▶ [Given problem]
Give every entry again, unchanged, and leave its images out.

Begin

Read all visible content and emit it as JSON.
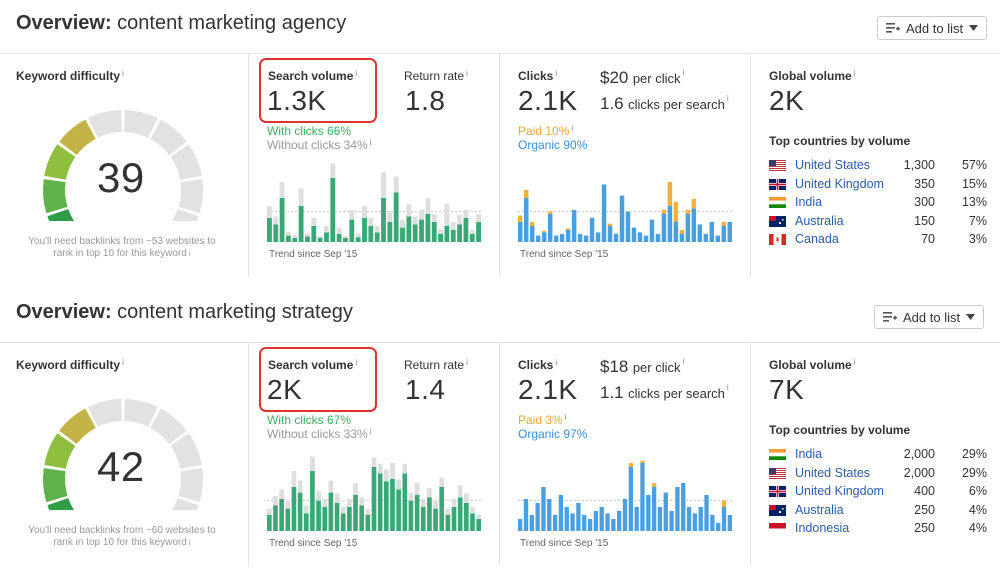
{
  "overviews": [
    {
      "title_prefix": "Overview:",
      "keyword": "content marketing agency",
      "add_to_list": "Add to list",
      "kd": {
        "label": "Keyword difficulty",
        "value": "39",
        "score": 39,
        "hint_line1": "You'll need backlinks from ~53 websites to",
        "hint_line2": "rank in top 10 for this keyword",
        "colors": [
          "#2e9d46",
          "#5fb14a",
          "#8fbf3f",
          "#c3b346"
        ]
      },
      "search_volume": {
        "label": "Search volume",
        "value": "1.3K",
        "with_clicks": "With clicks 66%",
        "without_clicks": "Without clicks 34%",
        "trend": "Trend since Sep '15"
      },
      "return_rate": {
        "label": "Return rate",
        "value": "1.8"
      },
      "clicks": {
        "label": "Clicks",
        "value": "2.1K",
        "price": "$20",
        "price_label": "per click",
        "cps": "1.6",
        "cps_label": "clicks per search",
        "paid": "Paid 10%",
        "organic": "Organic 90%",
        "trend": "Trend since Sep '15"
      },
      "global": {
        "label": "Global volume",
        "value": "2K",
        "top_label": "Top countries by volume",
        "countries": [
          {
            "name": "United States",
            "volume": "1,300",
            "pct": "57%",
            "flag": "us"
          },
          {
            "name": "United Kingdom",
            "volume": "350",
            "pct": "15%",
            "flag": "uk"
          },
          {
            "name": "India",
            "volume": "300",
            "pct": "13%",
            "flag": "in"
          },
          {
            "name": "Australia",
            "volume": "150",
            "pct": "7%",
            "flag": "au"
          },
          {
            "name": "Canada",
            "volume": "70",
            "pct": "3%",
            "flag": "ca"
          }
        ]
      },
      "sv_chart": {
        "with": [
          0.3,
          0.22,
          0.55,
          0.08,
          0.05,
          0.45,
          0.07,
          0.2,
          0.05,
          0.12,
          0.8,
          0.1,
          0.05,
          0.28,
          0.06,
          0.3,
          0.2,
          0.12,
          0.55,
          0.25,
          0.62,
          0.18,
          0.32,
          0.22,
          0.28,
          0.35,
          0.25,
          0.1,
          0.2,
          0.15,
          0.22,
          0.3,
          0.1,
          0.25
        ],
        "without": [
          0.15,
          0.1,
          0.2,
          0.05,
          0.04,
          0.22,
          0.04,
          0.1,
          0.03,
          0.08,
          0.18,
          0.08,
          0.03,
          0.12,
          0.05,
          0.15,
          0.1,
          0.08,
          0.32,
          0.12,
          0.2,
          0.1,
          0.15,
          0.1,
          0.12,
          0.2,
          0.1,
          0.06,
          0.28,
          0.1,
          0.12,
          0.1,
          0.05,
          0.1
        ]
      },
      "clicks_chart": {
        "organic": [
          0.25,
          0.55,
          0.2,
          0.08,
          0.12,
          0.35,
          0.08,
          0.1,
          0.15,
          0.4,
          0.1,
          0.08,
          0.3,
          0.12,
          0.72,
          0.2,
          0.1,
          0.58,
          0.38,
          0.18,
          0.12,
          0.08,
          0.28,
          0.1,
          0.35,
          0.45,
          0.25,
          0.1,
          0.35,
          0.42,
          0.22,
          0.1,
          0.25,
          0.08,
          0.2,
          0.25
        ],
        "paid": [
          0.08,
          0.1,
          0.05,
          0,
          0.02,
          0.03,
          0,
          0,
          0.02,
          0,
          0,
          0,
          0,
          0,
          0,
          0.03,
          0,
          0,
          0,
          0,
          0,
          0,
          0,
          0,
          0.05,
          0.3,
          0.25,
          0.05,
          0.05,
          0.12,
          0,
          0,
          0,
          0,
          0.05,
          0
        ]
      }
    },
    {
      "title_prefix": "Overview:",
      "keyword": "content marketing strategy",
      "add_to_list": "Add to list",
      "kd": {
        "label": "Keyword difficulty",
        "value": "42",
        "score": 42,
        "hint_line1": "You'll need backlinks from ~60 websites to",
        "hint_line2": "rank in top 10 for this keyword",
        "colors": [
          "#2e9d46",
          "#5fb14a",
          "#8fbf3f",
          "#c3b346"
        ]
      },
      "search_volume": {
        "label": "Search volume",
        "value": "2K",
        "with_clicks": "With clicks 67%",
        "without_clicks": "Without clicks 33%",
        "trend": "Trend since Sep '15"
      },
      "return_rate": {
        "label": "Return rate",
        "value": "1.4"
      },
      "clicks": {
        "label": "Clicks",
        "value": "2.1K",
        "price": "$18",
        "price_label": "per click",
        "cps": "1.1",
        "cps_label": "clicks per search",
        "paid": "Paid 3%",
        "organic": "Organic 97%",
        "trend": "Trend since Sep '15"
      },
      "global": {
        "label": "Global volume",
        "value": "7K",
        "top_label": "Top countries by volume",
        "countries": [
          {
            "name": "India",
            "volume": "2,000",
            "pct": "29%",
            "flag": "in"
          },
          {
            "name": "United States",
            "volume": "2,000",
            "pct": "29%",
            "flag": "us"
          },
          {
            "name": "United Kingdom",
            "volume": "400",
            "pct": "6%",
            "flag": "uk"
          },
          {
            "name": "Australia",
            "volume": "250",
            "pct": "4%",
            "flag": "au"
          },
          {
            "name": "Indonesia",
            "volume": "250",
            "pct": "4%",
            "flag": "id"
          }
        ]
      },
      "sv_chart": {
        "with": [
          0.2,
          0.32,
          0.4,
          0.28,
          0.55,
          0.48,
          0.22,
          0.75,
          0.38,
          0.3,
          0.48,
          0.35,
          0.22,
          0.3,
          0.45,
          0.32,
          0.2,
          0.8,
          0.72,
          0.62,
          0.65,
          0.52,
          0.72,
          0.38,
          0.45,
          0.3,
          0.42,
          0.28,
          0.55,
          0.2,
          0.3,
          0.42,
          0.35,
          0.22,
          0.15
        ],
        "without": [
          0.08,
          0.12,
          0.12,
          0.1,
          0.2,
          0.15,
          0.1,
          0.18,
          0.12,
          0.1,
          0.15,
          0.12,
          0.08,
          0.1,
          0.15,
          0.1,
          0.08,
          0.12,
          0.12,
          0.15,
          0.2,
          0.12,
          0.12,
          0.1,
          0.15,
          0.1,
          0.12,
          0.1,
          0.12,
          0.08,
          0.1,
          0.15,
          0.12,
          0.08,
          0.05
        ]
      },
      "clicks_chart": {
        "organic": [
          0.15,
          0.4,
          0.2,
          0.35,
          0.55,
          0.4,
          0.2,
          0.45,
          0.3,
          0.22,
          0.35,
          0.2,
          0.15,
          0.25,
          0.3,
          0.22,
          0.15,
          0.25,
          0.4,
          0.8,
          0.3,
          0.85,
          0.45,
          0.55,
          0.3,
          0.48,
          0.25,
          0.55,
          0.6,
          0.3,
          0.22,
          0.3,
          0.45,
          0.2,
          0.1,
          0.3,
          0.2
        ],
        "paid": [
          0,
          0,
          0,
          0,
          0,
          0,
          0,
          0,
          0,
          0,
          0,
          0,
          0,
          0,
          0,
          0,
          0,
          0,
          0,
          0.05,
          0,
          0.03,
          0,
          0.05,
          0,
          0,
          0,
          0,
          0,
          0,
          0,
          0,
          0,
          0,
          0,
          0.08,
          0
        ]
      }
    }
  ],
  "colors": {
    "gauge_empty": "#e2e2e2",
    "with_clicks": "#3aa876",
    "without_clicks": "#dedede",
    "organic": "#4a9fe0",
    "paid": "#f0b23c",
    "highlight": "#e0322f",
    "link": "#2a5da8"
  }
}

End

▶ [Task response]
Read all visible content and emit it as JSON.
{
  "overviews": [
    {
      "title_prefix": "Overview:",
      "keyword": "content marketing agency",
      "add_to_list": "Add to list",
      "kd": {
        "label": "Keyword difficulty",
        "value": "39",
        "score": 39,
        "hint_line1": "You'll need backlinks from ~53 websites to",
        "hint_line2": "rank in top 10 for this keyword",
        "colors": [
          "#2e9d46",
          "#5fb14a",
          "#8fbf3f",
          "#c3b346"
        ]
      },
      "search_volume": {
        "label": "Search volume",
        "value": "1.3K",
        "with_clicks": "With clicks 66%",
        "without_clicks": "Without clicks 34%",
        "trend": "Trend since Sep '15"
      },
      "return_rate": {
        "label": "Return rate",
        "value": "1.8"
      },
      "clicks": {
        "label": "Clicks",
        "value": "2.1K",
        "price": "$20",
        "price_label": "per click",
        "cps": "1.6",
        "cps_label": "clicks per search",
        "paid": "Paid 10%",
        "organic": "Organic 90%",
        "trend": "Trend since Sep '15"
      },
      "global": {
        "label": "Global volume",
        "value": "2K",
        "top_label": "Top countries by volume",
        "countries": [
          {
            "name": "United States",
            "volume": "1,300",
            "pct": "57%",
            "flag": "us"
          },
          {
            "name": "United Kingdom",
            "volume": "350",
            "pct": "15%",
            "flag": "uk"
          },
          {
            "name": "India",
            "volume": "300",
            "pct": "13%",
            "flag": "in"
          },
          {
            "name": "Australia",
            "volume": "150",
            "pct": "7%",
            "flag": "au"
          },
          {
            "name": "Canada",
            "volume": "70",
            "pct": "3%",
            "flag": "ca"
          }
        ]
      },
      "sv_chart": {
        "with": [
          0.3,
          0.22,
          0.55,
          0.08,
          0.05,
          0.45,
          0.07,
          0.2,
          0.05,
          0.12,
          0.8,
          0.1,
          0.05,
          0.28,
          0.06,
          0.3,
          0.2,
          0.12,
          0.55,
          0.25,
          0.62,
          0.18,
          0.32,
          0.22,
          0.28,
          0.35,
          0.25,
          0.1,
          0.2,
          0.15,
          0.22,
          0.3,
          0.1,
          0.25
        ],
        "without": [
          0.15,
          0.1,
          0.2,
          0.05,
          0.04,
          0.22,
          0.04,
          0.1,
          0.03,
          0.08,
          0.18,
          0.08,
          0.03,
          0.12,
          0.05,
          0.15,
          0.1,
          0.08,
          0.32,
          0.12,
          0.2,
          0.1,
          0.15,
          0.1,
          0.12,
          0.2,
          0.1,
          0.06,
          0.28,
          0.1,
          0.12,
          0.1,
          0.05,
          0.1
        ]
      },
      "clicks_chart": {
        "organic": [
          0.25,
          0.55,
          0.2,
          0.08,
          0.12,
          0.35,
          0.08,
          0.1,
          0.15,
          0.4,
          0.1,
          0.08,
          0.3,
          0.12,
          0.72,
          0.2,
          0.1,
          0.58,
          0.38,
          0.18,
          0.12,
          0.08,
          0.28,
          0.1,
          0.35,
          0.45,
          0.25,
          0.1,
          0.35,
          0.42,
          0.22,
          0.1,
          0.25,
          0.08,
          0.2,
          0.25
        ],
        "paid": [
          0.08,
          0.1,
          0.05,
          0,
          0.02,
          0.03,
          0,
          0,
          0.02,
          0,
          0,
          0,
          0,
          0,
          0,
          0.03,
          0,
          0,
          0,
          0,
          0,
          0,
          0,
          0,
          0.05,
          0.3,
          0.25,
          0.05,
          0.05,
          0.12,
          0,
          0,
          0,
          0,
          0.05,
          0
        ]
      }
    },
    {
      "title_prefix": "Overview:",
      "keyword": "content marketing strategy",
      "add_to_list": "Add to list",
      "kd": {
        "label": "Keyword difficulty",
        "value": "42",
        "score": 42,
        "hint_line1": "You'll need backlinks from ~60 websites to",
        "hint_line2": "rank in top 10 for this keyword",
        "colors": [
          "#2e9d46",
          "#5fb14a",
          "#8fbf3f",
          "#c3b346"
        ]
      },
      "search_volume": {
        "label": "Search volume",
        "value": "2K",
        "with_clicks": "With clicks 67%",
        "without_clicks": "Without clicks 33%",
        "trend": "Trend since Sep '15"
      },
      "return_rate": {
        "label": "Return rate",
        "value": "1.4"
      },
      "clicks": {
        "label": "Clicks",
        "value": "2.1K",
        "price": "$18",
        "price_label": "per click",
        "cps": "1.1",
        "cps_label": "clicks per search",
        "paid": "Paid 3%",
        "organic": "Organic 97%",
        "trend": "Trend since Sep '15"
      },
      "global": {
        "label": "Global volume",
        "value": "7K",
        "top_label": "Top countries by volume",
        "countries": [
          {
            "name": "India",
            "volume": "2,000",
            "pct": "29%",
            "flag": "in"
          },
          {
            "name": "United States",
            "volume": "2,000",
            "pct": "29%",
            "flag": "us"
          },
          {
            "name": "United Kingdom",
            "volume": "400",
            "pct": "6%",
            "flag": "uk"
          },
          {
            "name": "Australia",
            "volume": "250",
            "pct": "4%",
            "flag": "au"
          },
          {
            "name": "Indonesia",
            "volume": "250",
            "pct": "4%",
            "flag": "id"
          }
        ]
      },
      "sv_chart": {
        "with": [
          0.2,
          0.32,
          0.4,
          0.28,
          0.55,
          0.48,
          0.22,
          0.75,
          0.38,
          0.3,
          0.48,
          0.35,
          0.22,
          0.3,
          0.45,
          0.32,
          0.2,
          0.8,
          0.72,
          0.62,
          0.65,
          0.52,
          0.72,
          0.38,
          0.45,
          0.3,
          0.42,
          0.28,
          0.55,
          0.2,
          0.3,
          0.42,
          0.35,
          0.22,
          0.15
        ],
        "without": [
          0.08,
          0.12,
          0.12,
          0.1,
          0.2,
          0.15,
          0.1,
          0.18,
          0.12,
          0.1,
          0.15,
          0.12,
          0.08,
          0.1,
          0.15,
          0.1,
          0.08,
          0.12,
          0.12,
          0.15,
          0.2,
          0.12,
          0.12,
          0.1,
          0.15,
          0.1,
          0.12,
          0.1,
          0.12,
          0.08,
          0.1,
          0.15,
          0.12,
          0.08,
          0.05
        ]
      },
      "clicks_chart": {
        "organic": [
          0.15,
          0.4,
          0.2,
          0.35,
          0.55,
          0.4,
          0.2,
          0.45,
          0.3,
          0.22,
          0.35,
          0.2,
          0.15,
          0.25,
          0.3,
          0.22,
          0.15,
          0.25,
          0.4,
          0.8,
          0.3,
          0.85,
          0.45,
          0.55,
          0.3,
          0.48,
          0.25,
          0.55,
          0.6,
          0.3,
          0.22,
          0.3,
          0.45,
          0.2,
          0.1,
          0.3,
          0.2
        ],
        "paid": [
          0,
          0,
          0,
          0,
          0,
          0,
          0,
          0,
          0,
          0,
          0,
          0,
          0,
          0,
          0,
          0,
          0,
          0,
          0,
          0.05,
          0,
          0.03,
          0,
          0.05,
          0,
          0,
          0,
          0,
          0,
          0,
          0,
          0,
          0,
          0,
          0,
          0.08,
          0
        ]
      }
    }
  ],
  "colors": {
    "gauge_empty": "#e2e2e2",
    "with_clicks": "#3aa876",
    "without_clicks": "#dedede",
    "organic": "#4a9fe0",
    "paid": "#f0b23c",
    "highlight": "#e0322f",
    "link": "#2a5da8"
  }
}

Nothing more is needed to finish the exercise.